> [Data extract]:
***
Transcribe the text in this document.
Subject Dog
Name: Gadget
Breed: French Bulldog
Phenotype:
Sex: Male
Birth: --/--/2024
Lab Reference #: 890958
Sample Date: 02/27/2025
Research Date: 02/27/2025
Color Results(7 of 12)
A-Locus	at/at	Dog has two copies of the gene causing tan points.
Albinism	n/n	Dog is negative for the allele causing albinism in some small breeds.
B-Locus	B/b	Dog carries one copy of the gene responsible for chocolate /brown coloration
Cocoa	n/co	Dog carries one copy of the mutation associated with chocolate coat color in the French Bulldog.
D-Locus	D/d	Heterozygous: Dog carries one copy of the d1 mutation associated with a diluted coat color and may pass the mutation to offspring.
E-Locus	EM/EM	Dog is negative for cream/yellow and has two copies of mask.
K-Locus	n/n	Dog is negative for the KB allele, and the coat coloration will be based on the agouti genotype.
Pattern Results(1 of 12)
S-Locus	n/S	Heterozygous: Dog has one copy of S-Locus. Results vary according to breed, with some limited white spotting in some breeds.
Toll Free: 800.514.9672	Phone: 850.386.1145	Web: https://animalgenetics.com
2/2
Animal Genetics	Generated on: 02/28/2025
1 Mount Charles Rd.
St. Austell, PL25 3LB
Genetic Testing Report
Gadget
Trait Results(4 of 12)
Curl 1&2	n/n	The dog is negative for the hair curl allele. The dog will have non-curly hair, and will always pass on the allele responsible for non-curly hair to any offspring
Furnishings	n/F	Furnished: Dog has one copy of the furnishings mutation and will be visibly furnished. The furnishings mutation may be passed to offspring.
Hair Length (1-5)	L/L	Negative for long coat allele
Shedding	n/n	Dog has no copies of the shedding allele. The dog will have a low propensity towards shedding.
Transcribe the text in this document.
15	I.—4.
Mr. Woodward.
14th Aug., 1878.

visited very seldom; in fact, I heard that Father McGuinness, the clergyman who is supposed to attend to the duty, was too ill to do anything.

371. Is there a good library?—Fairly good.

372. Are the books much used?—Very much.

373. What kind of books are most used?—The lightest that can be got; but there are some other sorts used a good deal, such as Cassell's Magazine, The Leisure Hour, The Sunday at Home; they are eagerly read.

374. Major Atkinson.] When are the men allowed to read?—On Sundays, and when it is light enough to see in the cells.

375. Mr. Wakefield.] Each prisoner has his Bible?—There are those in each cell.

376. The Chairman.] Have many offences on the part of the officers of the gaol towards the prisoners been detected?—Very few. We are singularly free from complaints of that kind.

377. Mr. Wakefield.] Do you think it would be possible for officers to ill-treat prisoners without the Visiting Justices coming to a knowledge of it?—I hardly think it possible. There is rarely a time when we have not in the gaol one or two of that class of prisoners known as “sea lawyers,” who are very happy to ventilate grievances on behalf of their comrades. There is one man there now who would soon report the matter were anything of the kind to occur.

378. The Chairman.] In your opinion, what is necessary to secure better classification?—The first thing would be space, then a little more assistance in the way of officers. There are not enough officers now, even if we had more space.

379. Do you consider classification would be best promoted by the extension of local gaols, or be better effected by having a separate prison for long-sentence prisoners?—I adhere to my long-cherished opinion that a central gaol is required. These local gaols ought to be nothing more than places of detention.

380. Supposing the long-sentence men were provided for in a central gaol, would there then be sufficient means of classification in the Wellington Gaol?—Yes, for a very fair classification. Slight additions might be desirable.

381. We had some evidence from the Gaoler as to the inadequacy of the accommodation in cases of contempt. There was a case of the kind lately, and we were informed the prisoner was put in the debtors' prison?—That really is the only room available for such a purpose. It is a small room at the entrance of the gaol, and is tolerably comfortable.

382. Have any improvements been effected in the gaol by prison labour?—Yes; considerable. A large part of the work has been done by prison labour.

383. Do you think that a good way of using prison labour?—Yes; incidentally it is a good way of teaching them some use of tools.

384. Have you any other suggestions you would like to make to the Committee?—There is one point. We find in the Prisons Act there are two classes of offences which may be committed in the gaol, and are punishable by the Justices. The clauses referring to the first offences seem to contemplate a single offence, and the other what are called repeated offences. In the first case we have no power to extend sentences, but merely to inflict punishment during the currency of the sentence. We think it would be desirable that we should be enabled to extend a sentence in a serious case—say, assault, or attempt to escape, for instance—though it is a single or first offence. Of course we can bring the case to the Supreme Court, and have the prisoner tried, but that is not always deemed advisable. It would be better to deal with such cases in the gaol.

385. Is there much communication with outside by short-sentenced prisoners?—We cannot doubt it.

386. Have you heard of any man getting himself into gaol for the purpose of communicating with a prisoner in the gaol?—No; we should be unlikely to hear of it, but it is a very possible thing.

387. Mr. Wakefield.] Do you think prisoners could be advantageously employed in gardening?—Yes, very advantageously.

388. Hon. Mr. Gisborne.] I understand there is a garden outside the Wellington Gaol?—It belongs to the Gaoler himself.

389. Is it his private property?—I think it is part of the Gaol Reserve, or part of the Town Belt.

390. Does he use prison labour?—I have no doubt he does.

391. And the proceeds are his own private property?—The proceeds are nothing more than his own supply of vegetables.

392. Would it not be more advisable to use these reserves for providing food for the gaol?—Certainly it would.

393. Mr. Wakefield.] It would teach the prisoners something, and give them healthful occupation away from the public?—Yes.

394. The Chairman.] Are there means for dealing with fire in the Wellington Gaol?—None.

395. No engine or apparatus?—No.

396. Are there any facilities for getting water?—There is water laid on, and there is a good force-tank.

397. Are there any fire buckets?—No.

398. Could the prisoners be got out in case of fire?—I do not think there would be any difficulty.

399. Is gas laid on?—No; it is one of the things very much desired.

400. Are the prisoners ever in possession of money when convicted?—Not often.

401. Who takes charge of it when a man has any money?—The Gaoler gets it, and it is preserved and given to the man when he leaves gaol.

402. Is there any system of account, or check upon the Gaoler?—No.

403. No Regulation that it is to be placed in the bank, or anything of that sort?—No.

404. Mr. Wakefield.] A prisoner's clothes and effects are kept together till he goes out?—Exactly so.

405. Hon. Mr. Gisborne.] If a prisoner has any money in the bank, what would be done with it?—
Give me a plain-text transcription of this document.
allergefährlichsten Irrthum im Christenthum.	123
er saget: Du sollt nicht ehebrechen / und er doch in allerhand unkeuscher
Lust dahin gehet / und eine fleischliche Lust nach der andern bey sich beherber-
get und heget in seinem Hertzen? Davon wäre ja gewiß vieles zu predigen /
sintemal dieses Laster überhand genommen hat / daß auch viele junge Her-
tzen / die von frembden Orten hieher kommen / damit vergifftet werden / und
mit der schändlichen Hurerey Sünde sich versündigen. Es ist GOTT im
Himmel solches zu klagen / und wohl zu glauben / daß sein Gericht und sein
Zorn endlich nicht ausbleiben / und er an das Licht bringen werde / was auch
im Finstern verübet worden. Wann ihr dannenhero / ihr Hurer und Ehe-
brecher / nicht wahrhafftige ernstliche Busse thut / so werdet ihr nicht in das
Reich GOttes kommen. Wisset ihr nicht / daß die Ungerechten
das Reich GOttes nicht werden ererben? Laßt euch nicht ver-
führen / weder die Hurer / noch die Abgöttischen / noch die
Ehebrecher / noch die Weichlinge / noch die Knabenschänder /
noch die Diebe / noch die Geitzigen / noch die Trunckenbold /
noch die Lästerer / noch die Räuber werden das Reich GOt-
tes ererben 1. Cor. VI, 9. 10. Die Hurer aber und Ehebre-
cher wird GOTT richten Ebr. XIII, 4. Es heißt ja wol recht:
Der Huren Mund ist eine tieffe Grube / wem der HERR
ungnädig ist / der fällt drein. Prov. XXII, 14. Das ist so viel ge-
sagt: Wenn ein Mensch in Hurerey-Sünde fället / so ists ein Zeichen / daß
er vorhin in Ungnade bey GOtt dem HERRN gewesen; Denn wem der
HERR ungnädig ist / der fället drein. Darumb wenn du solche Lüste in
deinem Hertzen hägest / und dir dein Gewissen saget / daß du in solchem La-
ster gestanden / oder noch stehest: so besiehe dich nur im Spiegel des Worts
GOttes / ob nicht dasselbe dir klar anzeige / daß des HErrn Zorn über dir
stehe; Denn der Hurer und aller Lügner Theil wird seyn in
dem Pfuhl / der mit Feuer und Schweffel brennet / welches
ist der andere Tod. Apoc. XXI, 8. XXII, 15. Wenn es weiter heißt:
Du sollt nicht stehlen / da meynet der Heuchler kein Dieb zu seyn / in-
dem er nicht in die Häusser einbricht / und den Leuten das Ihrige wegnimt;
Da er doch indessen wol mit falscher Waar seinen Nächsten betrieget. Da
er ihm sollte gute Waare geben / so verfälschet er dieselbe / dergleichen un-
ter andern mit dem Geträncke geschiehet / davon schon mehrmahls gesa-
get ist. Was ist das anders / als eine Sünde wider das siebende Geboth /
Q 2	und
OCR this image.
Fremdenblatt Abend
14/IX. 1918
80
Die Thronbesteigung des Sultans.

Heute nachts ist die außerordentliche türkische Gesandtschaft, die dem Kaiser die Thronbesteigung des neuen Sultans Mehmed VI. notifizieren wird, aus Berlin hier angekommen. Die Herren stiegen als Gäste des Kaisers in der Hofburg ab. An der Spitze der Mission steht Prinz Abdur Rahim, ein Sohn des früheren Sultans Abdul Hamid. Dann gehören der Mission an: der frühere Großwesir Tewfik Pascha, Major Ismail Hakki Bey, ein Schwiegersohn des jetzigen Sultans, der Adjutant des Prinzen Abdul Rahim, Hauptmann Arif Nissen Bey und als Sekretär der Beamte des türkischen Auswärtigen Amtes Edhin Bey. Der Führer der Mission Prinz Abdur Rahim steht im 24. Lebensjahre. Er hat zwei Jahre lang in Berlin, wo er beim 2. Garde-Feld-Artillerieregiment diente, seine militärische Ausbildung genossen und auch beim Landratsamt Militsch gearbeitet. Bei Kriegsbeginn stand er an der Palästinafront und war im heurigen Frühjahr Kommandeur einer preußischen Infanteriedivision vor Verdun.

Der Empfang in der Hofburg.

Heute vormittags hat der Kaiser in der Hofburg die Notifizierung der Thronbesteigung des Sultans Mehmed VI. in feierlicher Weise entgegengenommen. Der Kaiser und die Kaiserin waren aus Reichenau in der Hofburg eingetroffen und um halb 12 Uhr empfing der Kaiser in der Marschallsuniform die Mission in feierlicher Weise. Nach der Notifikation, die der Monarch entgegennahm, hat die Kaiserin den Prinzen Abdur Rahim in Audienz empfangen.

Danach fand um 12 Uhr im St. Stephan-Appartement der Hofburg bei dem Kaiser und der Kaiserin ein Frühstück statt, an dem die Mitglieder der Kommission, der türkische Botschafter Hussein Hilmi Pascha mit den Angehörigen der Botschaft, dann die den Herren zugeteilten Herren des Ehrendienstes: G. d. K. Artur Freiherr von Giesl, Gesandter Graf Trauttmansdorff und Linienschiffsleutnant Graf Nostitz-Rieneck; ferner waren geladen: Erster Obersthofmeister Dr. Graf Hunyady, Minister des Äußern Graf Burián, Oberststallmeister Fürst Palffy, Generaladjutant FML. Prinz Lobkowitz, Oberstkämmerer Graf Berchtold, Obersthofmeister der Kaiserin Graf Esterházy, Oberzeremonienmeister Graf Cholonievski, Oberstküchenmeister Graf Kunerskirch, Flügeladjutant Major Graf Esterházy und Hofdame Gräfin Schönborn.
***
> [Instructions to follow]: In these records, tally the lines that contain the string "coloration", and give only the result.

> [Answer box]: 2